*** Opening Material for this task ***
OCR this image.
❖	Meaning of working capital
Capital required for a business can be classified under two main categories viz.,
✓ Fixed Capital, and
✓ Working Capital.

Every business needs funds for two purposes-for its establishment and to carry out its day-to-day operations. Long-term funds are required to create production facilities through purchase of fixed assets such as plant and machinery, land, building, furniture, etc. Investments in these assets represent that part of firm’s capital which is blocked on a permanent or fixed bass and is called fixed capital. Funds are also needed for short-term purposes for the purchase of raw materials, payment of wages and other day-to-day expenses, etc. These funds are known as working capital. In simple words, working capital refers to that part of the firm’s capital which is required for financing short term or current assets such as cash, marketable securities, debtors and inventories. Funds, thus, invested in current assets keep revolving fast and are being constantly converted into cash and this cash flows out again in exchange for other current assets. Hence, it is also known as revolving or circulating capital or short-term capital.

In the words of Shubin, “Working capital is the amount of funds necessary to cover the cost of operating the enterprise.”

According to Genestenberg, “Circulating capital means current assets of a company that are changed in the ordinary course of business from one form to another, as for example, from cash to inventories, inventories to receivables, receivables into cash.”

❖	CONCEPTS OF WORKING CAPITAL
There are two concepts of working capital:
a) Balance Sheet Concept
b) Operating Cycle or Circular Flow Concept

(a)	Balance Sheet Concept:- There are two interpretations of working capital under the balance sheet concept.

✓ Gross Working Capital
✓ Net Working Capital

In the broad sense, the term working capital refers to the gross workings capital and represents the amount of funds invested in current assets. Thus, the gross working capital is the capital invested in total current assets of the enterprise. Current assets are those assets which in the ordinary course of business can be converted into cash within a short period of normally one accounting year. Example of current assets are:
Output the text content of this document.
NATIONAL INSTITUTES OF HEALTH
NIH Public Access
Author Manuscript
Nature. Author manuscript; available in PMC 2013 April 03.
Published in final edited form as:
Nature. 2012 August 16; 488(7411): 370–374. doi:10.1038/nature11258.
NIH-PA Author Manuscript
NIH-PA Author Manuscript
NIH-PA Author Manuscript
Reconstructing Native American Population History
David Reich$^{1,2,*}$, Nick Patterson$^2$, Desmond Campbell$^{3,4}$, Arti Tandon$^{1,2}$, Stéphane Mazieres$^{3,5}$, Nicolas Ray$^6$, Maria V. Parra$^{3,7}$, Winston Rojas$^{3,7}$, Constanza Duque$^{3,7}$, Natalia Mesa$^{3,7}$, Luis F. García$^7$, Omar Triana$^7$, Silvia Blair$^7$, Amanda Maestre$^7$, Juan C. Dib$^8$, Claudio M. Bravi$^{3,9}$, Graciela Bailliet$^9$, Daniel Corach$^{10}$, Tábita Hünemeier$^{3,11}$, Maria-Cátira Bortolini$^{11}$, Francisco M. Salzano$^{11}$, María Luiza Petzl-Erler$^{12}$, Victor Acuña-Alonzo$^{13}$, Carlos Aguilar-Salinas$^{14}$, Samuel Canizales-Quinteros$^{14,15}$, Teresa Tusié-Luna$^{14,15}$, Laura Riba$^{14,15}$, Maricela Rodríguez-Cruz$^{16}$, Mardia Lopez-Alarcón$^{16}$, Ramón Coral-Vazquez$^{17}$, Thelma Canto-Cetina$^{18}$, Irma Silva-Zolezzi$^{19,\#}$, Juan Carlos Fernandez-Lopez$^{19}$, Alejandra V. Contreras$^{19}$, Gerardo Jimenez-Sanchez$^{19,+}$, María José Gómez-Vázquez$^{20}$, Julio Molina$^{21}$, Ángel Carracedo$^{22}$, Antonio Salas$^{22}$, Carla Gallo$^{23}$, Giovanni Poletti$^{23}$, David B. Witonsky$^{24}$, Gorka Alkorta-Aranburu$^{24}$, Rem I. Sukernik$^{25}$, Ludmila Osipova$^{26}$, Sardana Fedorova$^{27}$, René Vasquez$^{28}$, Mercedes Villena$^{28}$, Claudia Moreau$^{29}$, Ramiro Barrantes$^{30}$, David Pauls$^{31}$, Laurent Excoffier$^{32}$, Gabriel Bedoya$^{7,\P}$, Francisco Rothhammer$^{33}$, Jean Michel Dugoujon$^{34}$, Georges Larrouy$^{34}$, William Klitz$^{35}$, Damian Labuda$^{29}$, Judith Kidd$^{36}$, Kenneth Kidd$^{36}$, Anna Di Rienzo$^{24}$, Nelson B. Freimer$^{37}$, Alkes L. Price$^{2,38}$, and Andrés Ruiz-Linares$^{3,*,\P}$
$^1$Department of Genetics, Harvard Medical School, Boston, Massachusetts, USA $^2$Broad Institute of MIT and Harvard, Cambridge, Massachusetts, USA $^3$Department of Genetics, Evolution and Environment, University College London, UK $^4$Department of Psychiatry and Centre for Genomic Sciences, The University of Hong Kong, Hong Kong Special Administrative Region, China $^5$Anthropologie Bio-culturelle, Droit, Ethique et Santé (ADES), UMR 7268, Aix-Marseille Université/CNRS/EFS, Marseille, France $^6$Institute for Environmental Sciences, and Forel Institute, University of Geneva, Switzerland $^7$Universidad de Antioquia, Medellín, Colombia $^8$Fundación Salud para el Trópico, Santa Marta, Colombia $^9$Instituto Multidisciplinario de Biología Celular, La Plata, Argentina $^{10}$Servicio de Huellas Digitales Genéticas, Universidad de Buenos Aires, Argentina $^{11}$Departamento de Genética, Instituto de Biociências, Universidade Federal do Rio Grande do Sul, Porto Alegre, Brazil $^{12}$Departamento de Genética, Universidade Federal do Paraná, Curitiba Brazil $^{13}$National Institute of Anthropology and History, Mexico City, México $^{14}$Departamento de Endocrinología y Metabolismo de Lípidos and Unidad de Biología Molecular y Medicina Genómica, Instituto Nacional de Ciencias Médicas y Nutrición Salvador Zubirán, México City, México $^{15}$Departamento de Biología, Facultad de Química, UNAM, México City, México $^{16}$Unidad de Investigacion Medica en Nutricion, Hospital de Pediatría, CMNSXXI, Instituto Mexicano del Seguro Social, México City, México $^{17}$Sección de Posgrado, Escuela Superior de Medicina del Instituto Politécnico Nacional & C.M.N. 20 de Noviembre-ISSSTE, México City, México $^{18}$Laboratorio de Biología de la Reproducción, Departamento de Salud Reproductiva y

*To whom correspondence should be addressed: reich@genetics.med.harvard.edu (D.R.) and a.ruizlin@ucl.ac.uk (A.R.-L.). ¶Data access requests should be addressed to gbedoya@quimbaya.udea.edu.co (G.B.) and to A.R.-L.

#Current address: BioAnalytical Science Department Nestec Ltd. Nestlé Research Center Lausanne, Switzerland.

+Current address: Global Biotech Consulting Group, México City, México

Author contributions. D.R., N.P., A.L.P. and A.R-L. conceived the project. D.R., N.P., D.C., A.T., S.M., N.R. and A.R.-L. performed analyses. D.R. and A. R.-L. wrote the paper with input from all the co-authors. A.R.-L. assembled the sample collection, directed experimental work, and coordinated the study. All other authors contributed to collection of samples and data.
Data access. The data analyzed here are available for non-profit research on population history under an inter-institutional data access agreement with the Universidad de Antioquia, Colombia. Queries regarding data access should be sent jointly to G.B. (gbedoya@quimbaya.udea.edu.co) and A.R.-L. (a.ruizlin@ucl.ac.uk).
*** Closing Material for this task ***
■ **What is needed**
When a line in the records above holds "enterprise", that line is to be reported.

■ **Exercise solution**
In the words of Shubin, “Working capital is the amount of funds necessary to cover the cost of operating the enterprise.”
In the broad sense, the term working capital refers to the gross workings capital and represents the amount of funds invested in current assets. Thus, the gross working capital is the capital invested in total current assets of the enterprise. Current assets are those assets which in the ordinary course of business can be converted into cash within a short period of normally one accounting year. Example of current assets are:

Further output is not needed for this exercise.